▶ _DATA SUPPLIED_:
▶
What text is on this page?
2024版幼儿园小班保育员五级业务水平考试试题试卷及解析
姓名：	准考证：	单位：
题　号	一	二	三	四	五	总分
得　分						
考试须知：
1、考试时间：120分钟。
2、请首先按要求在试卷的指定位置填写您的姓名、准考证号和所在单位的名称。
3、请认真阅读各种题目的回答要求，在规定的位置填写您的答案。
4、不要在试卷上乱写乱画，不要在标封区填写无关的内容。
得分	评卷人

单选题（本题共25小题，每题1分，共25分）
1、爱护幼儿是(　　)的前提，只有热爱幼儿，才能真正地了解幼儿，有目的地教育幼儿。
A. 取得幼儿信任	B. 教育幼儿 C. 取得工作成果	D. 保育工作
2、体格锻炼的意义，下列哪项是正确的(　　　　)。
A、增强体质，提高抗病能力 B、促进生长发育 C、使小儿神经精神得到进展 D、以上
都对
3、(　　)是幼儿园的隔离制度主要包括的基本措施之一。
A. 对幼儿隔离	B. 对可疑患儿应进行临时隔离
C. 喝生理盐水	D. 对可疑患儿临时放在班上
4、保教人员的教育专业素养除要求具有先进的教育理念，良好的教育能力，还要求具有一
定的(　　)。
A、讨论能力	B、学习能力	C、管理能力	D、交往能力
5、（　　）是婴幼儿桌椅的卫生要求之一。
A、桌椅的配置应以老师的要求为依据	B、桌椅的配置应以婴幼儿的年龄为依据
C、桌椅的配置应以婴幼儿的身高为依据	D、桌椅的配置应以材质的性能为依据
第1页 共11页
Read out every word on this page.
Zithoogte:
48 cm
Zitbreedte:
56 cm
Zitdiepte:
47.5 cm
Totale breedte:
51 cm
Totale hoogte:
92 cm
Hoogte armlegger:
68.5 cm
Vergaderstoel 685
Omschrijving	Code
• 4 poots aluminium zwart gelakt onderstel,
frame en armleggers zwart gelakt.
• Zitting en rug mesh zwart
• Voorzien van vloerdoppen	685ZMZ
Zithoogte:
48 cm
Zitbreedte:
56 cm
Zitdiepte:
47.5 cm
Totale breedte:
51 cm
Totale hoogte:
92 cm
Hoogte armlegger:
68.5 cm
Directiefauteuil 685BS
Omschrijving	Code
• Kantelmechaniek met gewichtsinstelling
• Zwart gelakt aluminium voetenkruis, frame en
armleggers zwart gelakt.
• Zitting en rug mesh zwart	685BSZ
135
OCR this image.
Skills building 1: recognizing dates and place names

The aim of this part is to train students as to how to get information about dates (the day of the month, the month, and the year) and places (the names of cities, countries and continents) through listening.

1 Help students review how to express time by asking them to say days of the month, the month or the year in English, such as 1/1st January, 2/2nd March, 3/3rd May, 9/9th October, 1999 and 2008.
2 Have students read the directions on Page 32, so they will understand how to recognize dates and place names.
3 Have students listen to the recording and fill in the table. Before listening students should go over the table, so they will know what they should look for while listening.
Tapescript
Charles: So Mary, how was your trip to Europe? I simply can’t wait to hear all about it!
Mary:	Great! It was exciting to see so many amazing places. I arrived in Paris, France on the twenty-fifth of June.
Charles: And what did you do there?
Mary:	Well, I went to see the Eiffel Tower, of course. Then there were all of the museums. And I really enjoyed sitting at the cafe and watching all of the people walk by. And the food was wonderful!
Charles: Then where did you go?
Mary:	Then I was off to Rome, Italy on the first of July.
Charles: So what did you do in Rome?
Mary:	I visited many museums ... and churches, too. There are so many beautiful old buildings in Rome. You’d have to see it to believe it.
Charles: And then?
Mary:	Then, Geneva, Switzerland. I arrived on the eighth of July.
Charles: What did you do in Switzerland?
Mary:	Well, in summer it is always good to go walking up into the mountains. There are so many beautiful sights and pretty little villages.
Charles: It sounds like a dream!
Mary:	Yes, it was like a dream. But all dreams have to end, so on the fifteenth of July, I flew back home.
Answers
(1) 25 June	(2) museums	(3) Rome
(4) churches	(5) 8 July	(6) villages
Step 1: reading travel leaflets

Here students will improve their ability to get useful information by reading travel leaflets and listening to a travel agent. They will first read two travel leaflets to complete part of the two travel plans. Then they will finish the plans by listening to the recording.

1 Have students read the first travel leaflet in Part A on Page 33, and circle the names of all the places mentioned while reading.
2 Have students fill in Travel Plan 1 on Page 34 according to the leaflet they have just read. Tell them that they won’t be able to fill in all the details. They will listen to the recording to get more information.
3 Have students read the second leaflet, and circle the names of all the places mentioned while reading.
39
◀
▶ _WRITTEN TASK_:
Extract the listing in its entirety, matching it exactly.

▶ _FINISHED TASK_:
What text is on this page?
2024版幼儿园小班保育员五级业务水平考试试题试卷及解析
姓名：	准考证：	单位：
题　号	一	二	三	四	五	总分
得　分						
考试须知：
1、考试时间：120分钟。
2、请首先按要求在试卷的指定位置填写您的姓名、准考证号和所在单位的名称。
3、请认真阅读各种题目的回答要求，在规定的位置填写您的答案。
4、不要在试卷上乱写乱画，不要在标封区填写无关的内容。
得分	评卷人

单选题（本题共25小题，每题1分，共25分）
1、爱护幼儿是(　　)的前提，只有热爱幼儿，才能真正地了解幼儿，有目的地教育幼儿。
A. 取得幼儿信任	B. 教育幼儿 C. 取得工作成果	D. 保育工作
2、体格锻炼的意义，下列哪项是正确的(　　　　)。
A、增强体质，提高抗病能力 B、促进生长发育 C、使小儿神经精神得到进展 D、以上
都对
3、(　　)是幼儿园的隔离制度主要包括的基本措施之一。
A. 对幼儿隔离	B. 对可疑患儿应进行临时隔离
C. 喝生理盐水	D. 对可疑患儿临时放在班上
4、保教人员的教育专业素养除要求具有先进的教育理念，良好的教育能力，还要求具有一
定的(　　)。
A、讨论能力	B、学习能力	C、管理能力	D、交往能力
5、（　　）是婴幼儿桌椅的卫生要求之一。
A、桌椅的配置应以老师的要求为依据	B、桌椅的配置应以婴幼儿的年龄为依据
C、桌椅的配置应以婴幼儿的身高为依据	D、桌椅的配置应以材质的性能为依据
第1页 共11页
Read out every word on this page.
Zithoogte:
48 cm
Zitbreedte:
56 cm
Zitdiepte:
47.5 cm
Totale breedte:
51 cm
Totale hoogte:
92 cm
Hoogte armlegger:
68.5 cm
Vergaderstoel 685
Omschrijving	Code
• 4 poots aluminium zwart gelakt onderstel,
frame en armleggers zwart gelakt.
• Zitting en rug mesh zwart
• Voorzien van vloerdoppen	685ZMZ
Zithoogte:
48 cm
Zitbreedte:
56 cm
Zitdiepte:
47.5 cm
Totale breedte:
51 cm
Totale hoogte:
92 cm
Hoogte armlegger:
68.5 cm
Directiefauteuil 685BS
Omschrijving	Code
• Kantelmechaniek met gewichtsinstelling
• Zwart gelakt aluminium voetenkruis, frame en
armleggers zwart gelakt.
• Zitting en rug mesh zwart	685BSZ
135
OCR this image.
Skills building 1: recognizing dates and place names

The aim of this part is to train students as to how to get information about dates (the day of the month, the month, and the year) and places (the names of cities, countries and continents) through listening.

1 Help students review how to express time by asking them to say days of the month, the month or the year in English, such as 1/1st January, 2/2nd March, 3/3rd May, 9/9th October, 1999 and 2008.
2 Have students read the directions on Page 32, so they will understand how to recognize dates and place names.
3 Have students listen to the recording and fill in the table. Before listening students should go over the table, so they will know what they should look for while listening.
Tapescript
Charles: So Mary, how was your trip to Europe? I simply can’t wait to hear all about it!
Mary:	Great! It was exciting to see so many amazing places. I arrived in Paris, France on the twenty-fifth of June.
Charles: And what did you do there?
Mary:	Well, I went to see the Eiffel Tower, of course. Then there were all of the museums. And I really enjoyed sitting at the cafe and watching all of the people walk by. And the food was wonderful!
Charles: Then where did you go?
Mary:	Then I was off to Rome, Italy on the first of July.
Charles: So what did you do in Rome?
Mary:	I visited many museums ... and churches, too. There are so many beautiful old buildings in Rome. You’d have to see it to believe it.
Charles: And then?
Mary:	Then, Geneva, Switzerland. I arrived on the eighth of July.
Charles: What did you do in Switzerland?
Mary:	Well, in summer it is always good to go walking up into the mountains. There are so many beautiful sights and pretty little villages.
Charles: It sounds like a dream!
Mary:	Yes, it was like a dream. But all dreams have to end, so on the fifteenth of July, I flew back home.
Answers
(1) 25 June	(2) museums	(3) Rome
(4) churches	(5) 8 July	(6) villages
Step 1: reading travel leaflets

Here students will improve their ability to get useful information by reading travel leaflets and listening to a travel agent. They will first read two travel leaflets to complete part of the two travel plans. Then they will finish the plans by listening to the recording.

1 Have students read the first travel leaflet in Part A on Page 33, and circle the names of all the places mentioned while reading.
2 Have students fill in Travel Plan 1 on Page 34 according to the leaflet they have just read. Tell them that they won’t be able to fill in all the details. They will listen to the recording to get more information.
3 Have students read the second leaflet, and circle the names of all the places mentioned while reading.
39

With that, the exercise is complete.